-- start of Data section --

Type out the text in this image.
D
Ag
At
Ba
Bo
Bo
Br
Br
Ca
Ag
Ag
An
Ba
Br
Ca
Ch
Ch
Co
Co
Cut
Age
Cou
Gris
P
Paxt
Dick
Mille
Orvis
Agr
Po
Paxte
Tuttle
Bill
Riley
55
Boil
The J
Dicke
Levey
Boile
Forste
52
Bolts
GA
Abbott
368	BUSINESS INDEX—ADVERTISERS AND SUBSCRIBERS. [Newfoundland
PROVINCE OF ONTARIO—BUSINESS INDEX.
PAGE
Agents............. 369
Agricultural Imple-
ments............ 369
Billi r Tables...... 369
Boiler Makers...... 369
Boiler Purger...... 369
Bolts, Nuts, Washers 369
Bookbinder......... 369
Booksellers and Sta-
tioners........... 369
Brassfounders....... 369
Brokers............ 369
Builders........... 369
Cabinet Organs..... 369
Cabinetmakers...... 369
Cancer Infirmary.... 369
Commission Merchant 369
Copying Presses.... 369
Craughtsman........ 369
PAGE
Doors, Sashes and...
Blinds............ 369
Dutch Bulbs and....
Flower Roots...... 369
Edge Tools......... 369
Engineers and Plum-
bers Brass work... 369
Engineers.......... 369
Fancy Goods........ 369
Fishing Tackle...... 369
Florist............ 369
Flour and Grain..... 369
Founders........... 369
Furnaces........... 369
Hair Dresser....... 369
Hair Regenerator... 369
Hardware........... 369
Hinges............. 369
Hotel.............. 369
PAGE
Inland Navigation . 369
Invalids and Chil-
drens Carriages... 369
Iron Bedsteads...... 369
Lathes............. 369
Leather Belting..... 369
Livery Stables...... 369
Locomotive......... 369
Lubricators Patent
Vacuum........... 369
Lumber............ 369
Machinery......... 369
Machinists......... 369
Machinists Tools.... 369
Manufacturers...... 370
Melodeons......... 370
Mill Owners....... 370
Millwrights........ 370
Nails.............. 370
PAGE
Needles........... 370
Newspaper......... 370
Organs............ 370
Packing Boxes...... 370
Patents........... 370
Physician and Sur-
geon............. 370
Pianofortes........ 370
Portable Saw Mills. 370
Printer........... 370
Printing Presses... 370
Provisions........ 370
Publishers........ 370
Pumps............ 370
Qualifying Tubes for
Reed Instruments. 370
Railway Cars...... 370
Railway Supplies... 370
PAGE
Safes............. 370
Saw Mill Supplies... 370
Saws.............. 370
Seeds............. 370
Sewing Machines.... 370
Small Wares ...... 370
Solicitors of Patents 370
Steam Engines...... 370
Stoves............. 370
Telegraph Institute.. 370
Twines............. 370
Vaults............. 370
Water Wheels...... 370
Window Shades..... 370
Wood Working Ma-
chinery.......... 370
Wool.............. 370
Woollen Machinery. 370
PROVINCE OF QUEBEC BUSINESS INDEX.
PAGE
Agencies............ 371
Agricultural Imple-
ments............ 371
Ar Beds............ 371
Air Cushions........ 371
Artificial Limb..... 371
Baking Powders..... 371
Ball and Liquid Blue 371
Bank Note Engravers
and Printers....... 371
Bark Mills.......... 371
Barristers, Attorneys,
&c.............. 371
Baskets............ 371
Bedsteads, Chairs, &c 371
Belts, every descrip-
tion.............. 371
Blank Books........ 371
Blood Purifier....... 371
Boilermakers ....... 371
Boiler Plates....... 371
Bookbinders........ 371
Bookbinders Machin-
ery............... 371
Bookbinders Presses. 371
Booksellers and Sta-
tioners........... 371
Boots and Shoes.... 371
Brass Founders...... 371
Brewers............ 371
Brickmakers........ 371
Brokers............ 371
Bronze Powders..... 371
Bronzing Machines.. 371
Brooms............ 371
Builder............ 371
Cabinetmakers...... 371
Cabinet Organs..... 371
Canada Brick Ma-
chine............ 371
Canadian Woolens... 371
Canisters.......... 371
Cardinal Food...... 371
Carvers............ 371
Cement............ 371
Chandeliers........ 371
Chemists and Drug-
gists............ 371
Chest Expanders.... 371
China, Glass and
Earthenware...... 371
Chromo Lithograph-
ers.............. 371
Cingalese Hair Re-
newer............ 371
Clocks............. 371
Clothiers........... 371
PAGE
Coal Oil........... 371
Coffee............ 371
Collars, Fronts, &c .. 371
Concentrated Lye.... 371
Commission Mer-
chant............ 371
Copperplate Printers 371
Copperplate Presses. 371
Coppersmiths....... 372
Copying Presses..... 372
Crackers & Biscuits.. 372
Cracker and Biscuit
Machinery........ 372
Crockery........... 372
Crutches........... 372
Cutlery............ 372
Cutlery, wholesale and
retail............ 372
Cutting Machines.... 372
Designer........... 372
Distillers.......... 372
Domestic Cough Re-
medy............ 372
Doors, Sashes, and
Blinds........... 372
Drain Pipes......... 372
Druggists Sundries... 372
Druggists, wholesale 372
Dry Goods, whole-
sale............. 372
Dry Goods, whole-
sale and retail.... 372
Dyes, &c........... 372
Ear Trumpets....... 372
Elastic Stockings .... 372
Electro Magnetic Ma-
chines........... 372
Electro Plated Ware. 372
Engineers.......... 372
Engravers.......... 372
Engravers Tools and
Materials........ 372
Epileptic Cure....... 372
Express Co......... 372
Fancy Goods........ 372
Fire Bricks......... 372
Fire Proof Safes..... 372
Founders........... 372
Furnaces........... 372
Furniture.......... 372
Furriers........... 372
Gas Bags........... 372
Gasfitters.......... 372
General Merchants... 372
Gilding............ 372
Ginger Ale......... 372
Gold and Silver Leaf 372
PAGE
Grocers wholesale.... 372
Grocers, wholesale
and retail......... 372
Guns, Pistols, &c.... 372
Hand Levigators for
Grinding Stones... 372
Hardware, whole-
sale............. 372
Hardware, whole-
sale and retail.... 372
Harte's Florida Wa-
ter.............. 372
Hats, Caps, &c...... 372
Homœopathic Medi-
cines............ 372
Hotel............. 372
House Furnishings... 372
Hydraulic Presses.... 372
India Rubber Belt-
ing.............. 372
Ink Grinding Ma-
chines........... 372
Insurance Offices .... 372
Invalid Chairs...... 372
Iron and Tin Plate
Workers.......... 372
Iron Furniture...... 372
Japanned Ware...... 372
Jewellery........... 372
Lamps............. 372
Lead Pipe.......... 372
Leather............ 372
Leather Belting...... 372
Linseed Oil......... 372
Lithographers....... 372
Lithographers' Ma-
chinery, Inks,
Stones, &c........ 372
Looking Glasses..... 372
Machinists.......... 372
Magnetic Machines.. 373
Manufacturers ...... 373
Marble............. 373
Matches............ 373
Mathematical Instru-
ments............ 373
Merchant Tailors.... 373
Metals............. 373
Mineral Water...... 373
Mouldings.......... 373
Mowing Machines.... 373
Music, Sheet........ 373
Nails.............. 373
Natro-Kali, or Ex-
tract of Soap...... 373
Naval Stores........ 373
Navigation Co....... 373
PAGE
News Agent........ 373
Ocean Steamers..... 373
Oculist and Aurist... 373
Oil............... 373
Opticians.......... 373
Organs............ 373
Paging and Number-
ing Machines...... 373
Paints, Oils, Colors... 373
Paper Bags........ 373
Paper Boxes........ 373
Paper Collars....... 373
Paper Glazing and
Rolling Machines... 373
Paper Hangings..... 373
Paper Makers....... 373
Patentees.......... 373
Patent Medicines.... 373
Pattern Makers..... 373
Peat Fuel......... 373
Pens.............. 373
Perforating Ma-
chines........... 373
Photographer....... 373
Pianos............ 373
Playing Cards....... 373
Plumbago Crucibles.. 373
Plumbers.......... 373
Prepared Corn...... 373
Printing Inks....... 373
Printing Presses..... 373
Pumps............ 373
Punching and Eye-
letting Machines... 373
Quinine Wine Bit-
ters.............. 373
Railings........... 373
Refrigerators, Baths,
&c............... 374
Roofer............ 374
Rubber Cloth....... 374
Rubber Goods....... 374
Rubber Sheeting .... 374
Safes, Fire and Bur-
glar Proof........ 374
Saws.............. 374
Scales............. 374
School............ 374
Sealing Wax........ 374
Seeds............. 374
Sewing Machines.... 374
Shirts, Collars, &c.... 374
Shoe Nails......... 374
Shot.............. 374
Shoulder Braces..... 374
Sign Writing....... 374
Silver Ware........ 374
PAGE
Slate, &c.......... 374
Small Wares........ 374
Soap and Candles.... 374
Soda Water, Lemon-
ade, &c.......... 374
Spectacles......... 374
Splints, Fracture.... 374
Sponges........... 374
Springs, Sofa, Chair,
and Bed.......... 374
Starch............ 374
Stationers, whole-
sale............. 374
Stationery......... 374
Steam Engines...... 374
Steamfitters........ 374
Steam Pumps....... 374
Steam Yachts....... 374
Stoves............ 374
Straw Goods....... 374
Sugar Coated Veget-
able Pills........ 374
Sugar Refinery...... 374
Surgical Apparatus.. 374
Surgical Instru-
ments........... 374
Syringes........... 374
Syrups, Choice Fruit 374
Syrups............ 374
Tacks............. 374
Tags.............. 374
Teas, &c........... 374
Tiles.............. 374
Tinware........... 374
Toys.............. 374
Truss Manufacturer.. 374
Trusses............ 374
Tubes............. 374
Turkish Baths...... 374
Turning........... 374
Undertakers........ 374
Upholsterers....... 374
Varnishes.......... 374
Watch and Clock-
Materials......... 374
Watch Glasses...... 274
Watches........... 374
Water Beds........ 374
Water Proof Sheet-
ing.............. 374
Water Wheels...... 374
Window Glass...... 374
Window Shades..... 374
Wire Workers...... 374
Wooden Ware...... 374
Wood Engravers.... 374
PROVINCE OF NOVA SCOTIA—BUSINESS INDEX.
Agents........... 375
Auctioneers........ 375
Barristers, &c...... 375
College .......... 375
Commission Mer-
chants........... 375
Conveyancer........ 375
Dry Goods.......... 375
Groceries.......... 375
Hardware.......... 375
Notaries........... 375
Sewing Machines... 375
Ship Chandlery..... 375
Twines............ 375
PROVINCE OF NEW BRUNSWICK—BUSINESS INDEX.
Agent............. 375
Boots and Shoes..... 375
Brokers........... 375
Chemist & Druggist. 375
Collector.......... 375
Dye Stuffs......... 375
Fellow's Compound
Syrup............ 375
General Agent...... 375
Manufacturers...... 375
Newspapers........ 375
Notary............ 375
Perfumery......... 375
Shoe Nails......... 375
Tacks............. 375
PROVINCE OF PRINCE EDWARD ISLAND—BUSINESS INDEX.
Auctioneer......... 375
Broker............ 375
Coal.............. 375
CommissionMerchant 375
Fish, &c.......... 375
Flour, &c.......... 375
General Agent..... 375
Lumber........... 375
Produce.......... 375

-- end of Data section --

* Problem description
Scan the listing above for the word "Collars" and show each line where it is found.

* Written solution
Collars, Fronts, &c .. 371
Paper Collars....... 373
Shirts, Collars, &c.... 374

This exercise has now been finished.